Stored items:

◆ ◆ ◆ ◆ ◆ ◆ ◆

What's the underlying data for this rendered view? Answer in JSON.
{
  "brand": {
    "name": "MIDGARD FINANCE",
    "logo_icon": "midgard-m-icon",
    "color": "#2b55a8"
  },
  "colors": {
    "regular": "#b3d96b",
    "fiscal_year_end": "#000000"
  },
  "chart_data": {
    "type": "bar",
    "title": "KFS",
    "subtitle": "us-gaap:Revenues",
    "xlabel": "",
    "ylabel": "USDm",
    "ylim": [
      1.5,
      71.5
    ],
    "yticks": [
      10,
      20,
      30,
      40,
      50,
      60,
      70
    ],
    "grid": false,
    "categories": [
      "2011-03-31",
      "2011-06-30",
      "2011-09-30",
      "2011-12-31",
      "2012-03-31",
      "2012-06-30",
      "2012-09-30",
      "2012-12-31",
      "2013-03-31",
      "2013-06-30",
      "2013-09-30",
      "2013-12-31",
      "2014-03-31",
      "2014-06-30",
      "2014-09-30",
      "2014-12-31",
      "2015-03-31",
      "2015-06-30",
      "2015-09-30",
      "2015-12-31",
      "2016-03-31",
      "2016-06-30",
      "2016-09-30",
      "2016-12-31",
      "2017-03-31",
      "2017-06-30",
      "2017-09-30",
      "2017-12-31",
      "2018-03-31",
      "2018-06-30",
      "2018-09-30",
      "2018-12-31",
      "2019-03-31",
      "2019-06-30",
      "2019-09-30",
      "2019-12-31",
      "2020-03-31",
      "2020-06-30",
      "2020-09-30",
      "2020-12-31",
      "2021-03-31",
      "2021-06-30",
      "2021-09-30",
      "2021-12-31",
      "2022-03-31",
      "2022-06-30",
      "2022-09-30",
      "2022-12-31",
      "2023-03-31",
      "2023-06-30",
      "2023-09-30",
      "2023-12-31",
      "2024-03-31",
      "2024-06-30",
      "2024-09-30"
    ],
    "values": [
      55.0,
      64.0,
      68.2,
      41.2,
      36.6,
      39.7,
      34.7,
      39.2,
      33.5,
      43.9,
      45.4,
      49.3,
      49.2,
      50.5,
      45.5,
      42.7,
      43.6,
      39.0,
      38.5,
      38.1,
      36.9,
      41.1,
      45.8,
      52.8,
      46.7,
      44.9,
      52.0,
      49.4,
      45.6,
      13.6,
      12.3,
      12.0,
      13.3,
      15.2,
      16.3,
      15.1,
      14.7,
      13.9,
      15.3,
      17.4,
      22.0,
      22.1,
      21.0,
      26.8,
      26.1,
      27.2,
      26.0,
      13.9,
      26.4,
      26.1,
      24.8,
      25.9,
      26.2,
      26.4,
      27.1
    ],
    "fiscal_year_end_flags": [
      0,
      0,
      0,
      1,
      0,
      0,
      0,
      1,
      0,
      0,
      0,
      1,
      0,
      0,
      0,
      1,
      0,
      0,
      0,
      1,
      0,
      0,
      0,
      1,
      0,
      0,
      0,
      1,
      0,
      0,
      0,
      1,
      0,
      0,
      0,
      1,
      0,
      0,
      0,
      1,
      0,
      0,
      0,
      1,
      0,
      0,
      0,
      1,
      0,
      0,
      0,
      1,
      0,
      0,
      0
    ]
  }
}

◆ ◆ ◆ ◆ ◆ ◆ ◆

* _STATED PROBLEM_
Copy all of the material word for word.

* _RESULT FOR THIS EXERCISE_
What's the underlying data for this rendered view? Answer in JSON.
{
  "brand": {
    "name": "MIDGARD FINANCE",
    "logo_icon": "midgard-m-icon",
    "color": "#2b55a8"
  },
  "colors": {
    "regular": "#b3d96b",
    "fiscal_year_end": "#000000"
  },
  "chart_data": {
    "type": "bar",
    "title": "KFS",
    "subtitle": "us-gaap:Revenues",
    "xlabel": "",
    "ylabel": "USDm",
    "ylim": [
      1.5,
      71.5
    ],
    "yticks": [
      10,
      20,
      30,
      40,
      50,
      60,
      70
    ],
    "grid": false,
    "categories": [
      "2011-03-31",
      "2011-06-30",
      "2011-09-30",
      "2011-12-31",
      "2012-03-31",
      "2012-06-30",
      "2012-09-30",
      "2012-12-31",
      "2013-03-31",
      "2013-06-30",
      "2013-09-30",
      "2013-12-31",
      "2014-03-31",
      "2014-06-30",
      "2014-09-30",
      "2014-12-31",
      "2015-03-31",
      "2015-06-30",
      "2015-09-30",
      "2015-12-31",
      "2016-03-31",
      "2016-06-30",
      "2016-09-30",
      "2016-12-31",
      "2017-03-31",
      "2017-06-30",
      "2017-09-30",
      "2017-12-31",
      "2018-03-31",
      "2018-06-30",
      "2018-09-30",
      "2018-12-31",
      "2019-03-31",
      "2019-06-30",
      "2019-09-30",
      "2019-12-31",
      "2020-03-31",
      "2020-06-30",
      "2020-09-30",
      "2020-12-31",
      "2021-03-31",
      "2021-06-30",
      "2021-09-30",
      "2021-12-31",
      "2022-03-31",
      "2022-06-30",
      "2022-09-30",
      "2022-12-31",
      "2023-03-31",
      "2023-06-30",
      "2023-09-30",
      "2023-12-31",
      "2024-03-31",
      "2024-06-30",
      "2024-09-30"
    ],
    "values": [
      55.0,
      64.0,
      68.2,
      41.2,
      36.6,
      39.7,
      34.7,
      39.2,
      33.5,
      43.9,
      45.4,
      49.3,
      49.2,
      50.5,
      45.5,
      42.7,
      43.6,
      39.0,
      38.5,
      38.1,
      36.9,
      41.1,
      45.8,
      52.8,
      46.7,
      44.9,
      52.0,
      49.4,
      45.6,
      13.6,
      12.3,
      12.0,
      13.3,
      15.2,
      16.3,
      15.1,
      14.7,
      13.9,
      15.3,
      17.4,
      22.0,
      22.1,
      21.0,
      26.8,
      26.1,
      27.2,
      26.0,
      13.9,
      26.4,
      26.1,
      24.8,
      25.9,
      26.2,
      26.4,
      27.1
    ],
    "fiscal_year_end_flags": [
      0,
      0,
      0,
      1,
      0,
      0,
      0,
      1,
      0,
      0,
      0,
      1,
      0,
      0,
      0,
      1,
      0,
      0,
      0,
      1,
      0,
      0,
      0,
      1,
      0,
      0,
      0,
      1,
      0,
      0,
      0,
      1,
      0,
      0,
      0,
      1,
      0,
      0,
      0,
      1,
      0,
      0,
      0,
      1,
      0,
      0,
      0,
      1,
      0,
      0,
      0,
      1,
      0,
      0,
      0
    ]
  }
}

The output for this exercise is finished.